• GIVEN PROBLEM: Each line containing the word "Overview" must be reported.

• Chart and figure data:
>> Begin

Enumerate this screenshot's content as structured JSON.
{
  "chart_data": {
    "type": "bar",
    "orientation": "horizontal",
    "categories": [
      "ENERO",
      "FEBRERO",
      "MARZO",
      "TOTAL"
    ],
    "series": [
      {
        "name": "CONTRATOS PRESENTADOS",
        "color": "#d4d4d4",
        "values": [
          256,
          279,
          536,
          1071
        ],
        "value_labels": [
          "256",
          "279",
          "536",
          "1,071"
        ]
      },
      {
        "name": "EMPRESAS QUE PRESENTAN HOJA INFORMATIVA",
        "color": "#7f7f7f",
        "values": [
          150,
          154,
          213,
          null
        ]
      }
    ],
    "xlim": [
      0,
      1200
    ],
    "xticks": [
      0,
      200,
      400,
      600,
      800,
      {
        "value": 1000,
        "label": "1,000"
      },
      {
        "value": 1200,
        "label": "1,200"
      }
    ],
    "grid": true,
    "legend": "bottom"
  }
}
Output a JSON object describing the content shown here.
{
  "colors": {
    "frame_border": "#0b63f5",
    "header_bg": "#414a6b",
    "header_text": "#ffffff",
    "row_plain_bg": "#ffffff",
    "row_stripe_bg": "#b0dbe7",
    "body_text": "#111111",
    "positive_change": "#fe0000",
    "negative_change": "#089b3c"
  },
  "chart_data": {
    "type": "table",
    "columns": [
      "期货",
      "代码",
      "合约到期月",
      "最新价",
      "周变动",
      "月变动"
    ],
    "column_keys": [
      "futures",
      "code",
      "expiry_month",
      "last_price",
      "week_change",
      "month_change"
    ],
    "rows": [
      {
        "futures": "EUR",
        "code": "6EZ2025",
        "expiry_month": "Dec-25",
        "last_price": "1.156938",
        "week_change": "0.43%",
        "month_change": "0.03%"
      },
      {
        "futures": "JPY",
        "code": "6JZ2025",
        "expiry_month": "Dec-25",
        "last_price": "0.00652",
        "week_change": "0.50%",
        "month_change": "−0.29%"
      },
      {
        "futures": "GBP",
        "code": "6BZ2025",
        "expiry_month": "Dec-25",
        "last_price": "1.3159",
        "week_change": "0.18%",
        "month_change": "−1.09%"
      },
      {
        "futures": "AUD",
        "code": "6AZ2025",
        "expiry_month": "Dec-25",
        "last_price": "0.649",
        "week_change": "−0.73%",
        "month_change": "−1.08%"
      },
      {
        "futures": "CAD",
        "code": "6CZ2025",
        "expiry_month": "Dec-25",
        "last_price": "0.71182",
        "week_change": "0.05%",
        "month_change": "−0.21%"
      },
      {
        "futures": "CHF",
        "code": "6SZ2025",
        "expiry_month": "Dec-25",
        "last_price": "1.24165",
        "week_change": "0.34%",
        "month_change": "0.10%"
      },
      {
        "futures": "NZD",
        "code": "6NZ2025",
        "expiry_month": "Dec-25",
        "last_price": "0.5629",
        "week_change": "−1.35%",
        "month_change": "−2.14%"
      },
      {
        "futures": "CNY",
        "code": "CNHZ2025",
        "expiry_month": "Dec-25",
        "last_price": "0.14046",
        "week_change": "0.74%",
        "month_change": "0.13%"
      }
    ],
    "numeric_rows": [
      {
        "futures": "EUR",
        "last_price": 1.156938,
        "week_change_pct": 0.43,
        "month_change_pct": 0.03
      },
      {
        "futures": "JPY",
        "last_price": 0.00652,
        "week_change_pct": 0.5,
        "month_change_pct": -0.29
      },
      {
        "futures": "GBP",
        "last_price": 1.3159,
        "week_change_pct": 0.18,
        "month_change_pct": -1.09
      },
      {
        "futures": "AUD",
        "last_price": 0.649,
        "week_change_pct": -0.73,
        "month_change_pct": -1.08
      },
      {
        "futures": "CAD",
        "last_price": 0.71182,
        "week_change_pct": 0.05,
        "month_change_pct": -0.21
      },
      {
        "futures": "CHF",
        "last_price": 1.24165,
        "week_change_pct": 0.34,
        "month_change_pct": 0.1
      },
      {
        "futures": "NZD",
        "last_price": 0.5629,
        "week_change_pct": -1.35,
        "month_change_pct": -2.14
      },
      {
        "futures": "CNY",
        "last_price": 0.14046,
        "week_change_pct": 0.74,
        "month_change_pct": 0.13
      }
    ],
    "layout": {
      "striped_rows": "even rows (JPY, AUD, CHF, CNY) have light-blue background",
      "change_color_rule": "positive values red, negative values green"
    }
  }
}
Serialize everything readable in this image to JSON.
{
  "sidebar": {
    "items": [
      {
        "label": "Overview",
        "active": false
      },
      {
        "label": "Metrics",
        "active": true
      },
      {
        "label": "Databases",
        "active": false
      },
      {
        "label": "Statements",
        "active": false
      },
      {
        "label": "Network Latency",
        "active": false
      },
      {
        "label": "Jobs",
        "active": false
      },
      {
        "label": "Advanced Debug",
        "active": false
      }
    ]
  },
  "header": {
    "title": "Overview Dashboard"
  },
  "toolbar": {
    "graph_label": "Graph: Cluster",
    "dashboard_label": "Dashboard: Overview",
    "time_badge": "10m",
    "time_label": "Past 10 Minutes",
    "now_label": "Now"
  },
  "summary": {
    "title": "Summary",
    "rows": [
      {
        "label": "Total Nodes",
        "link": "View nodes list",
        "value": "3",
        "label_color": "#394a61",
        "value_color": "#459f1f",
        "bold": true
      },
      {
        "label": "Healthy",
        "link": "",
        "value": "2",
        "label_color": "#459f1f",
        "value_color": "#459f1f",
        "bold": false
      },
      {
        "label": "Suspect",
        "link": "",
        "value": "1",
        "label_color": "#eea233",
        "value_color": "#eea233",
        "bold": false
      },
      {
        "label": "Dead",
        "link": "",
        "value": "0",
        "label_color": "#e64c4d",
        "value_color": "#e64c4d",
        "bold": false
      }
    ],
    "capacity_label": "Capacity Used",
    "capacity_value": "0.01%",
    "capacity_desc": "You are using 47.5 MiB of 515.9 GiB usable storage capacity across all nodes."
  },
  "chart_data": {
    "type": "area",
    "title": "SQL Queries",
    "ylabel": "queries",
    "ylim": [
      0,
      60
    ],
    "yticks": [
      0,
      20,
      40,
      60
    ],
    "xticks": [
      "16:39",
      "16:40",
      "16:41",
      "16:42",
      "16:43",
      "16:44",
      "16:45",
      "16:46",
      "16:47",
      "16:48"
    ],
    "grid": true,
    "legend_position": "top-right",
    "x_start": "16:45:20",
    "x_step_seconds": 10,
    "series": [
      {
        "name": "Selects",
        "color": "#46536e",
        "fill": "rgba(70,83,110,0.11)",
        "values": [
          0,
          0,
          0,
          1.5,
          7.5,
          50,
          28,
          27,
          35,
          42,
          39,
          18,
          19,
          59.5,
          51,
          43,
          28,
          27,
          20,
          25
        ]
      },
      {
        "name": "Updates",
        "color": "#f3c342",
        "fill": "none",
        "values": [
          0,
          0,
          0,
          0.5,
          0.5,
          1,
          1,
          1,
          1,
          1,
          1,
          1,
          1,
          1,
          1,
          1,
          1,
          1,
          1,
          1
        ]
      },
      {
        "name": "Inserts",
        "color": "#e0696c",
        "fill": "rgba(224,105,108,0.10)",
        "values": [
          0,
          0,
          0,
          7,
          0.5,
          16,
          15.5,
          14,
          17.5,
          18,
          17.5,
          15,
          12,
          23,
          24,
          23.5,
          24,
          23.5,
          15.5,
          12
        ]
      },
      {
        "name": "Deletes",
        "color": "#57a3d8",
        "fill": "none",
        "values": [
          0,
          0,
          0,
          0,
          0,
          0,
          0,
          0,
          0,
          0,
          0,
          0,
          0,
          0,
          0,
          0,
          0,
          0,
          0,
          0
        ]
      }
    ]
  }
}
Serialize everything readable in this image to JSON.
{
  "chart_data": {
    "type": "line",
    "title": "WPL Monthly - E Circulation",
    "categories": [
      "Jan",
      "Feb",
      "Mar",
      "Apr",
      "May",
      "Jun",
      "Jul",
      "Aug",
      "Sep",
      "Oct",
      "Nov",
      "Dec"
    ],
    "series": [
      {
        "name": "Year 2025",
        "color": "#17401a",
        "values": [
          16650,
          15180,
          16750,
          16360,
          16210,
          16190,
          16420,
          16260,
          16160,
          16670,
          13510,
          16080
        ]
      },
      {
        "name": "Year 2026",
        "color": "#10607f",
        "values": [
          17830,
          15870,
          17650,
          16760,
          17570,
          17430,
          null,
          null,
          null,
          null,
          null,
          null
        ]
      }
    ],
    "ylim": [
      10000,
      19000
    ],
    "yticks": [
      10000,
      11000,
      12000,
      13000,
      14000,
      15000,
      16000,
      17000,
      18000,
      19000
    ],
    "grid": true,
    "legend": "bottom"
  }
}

>> End

• COMPLETED TASK:
        "label": "Overview",
    "title": "Overview Dashboard"
    "dashboard_label": "Dashboard: Overview",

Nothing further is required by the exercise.